→ SHORT PROBLEM:
Find each line containing the string "chimpanzés" and return it.

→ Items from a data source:
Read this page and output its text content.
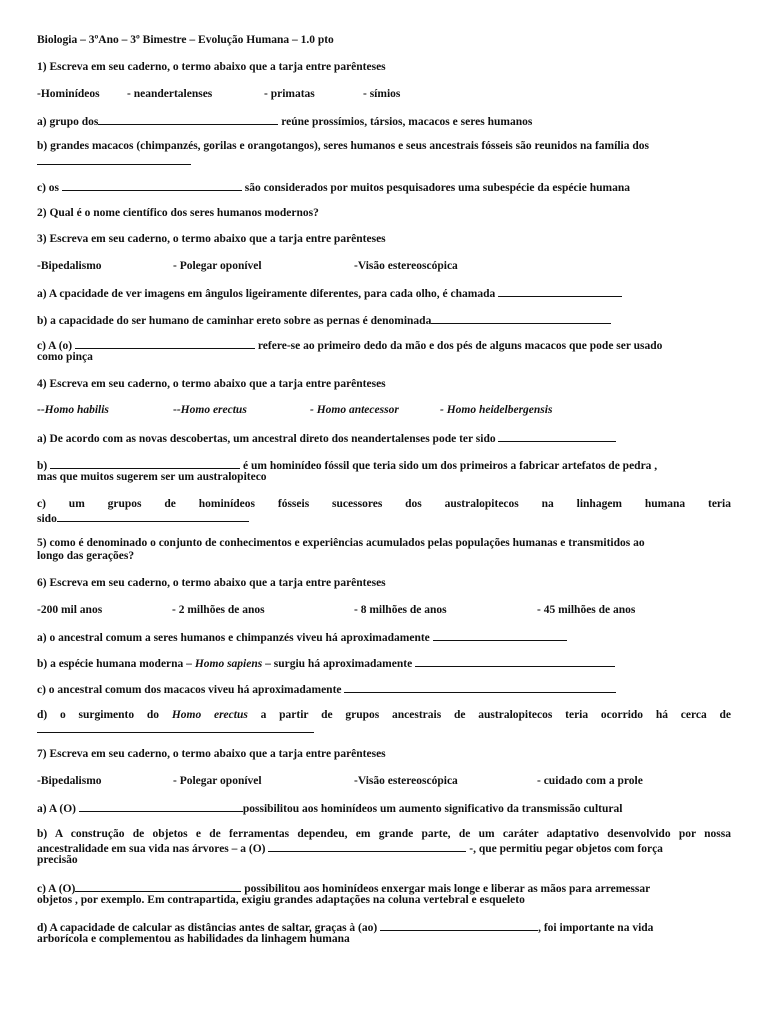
Biologia – 3ºAno – 3º Bimestre – Evolução Humana – 1.0 pto
1) Escreva em seu caderno, o termo abaixo que a tarja entre parênteses
-Hominídeos - neandertalenses	- primatas	- símios
a) grupo dos	reúne prossímios, társios, macacos e seres humanos
b) grandes macacos (chimpanzés, gorilas e orangotangos), seres humanos e seus ancestrais fósseis são reunidos na família dos
c) os	são considerados por muitos pesquisadores uma subespécie da espécie humana
2) Qual é o nome científico dos seres humanos modernos?
3) Escreva em seu caderno, o termo abaixo que a tarja entre parênteses
-Bipedalismo	- Polegar oponível	-Visão estereoscópica
a) A cpacidade de ver imagens em ângulos ligeiramente diferentes, para cada olho, é chamada
b) a capacidade do ser humano de caminhar ereto sobre as pernas é denominada
c) A (o)	refere-se ao primeiro dedo da mão e dos pés de alguns macacos que pode ser usado
como pinça
4) Escreva em seu caderno, o termo abaixo que a tarja entre parênteses
--Homo habilis	--Homo erectus	- Homo antecessor	- Homo heidelbergensis
a) De acordo com as novas descobertas, um ancestral direto dos neandertalenses pode ter sido
b)	é um hominídeo fóssil que teria sido um dos primeiros a fabricar artefatos de pedra ,
mas que muitos sugerem ser um australopiteco
c) um grupos de hominídeos fósseis sucessores dos australopitecos na linhagem humana teria
sido
5) como é denominado o conjunto de conhecimentos e experiências acumulados pelas populações humanas e transmitidos ao
longo das gerações?
6) Escreva em seu caderno, o termo abaixo que a tarja entre parênteses
-200 mil anos	- 2 milhões de anos	- 8 milhões de anos	- 45 milhões de anos
a) o ancestral comum a seres humanos e chimpanzés viveu há aproximadamente
b) a espécie humana moderna – Homo sapiens – surgiu há aproximadamente
c) o ancestral comum dos macacos viveu há aproximadamente
d) o surgimento do Homo erectus a partir de grupos ancestrais de australopitecos teria ocorrido há cerca de
7) Escreva em seu caderno, o termo abaixo que a tarja entre parênteses
-Bipedalismo	- Polegar oponível	-Visão estereoscópica	- cuidado com a prole
a) A (O)	possibilitou aos hominídeos um aumento significativo da transmissão cultural
b) A construção de objetos e de ferramentas dependeu, em grande parte, de um caráter adaptativo desenvolvido por nossa
ancestralidade em sua vida nas árvores – a (O)	-, que permitiu pegar objetos com força
precisão
c) A (O)	possibilitou aos hominídeos enxergar mais longe e liberar as mãos para arremessar
objetos , por exemplo. Em contrapartida, exigiu grandes adaptações na coluna vertebral e esqueleto
d) A capacidade de calcular as distâncias antes de saltar, graças à (ao)	, foi importante na vida
arborícola e complementou as habilidades da linhagem humana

→ WRITTEN RESPONSE:
b) grandes macacos (chimpanzés, gorilas e orangotangos), seres humanos e seus ancestrais fósseis são reunidos na família dos
a) o ancestral comum a seres humanos e chimpanzés viveu há aproximadamente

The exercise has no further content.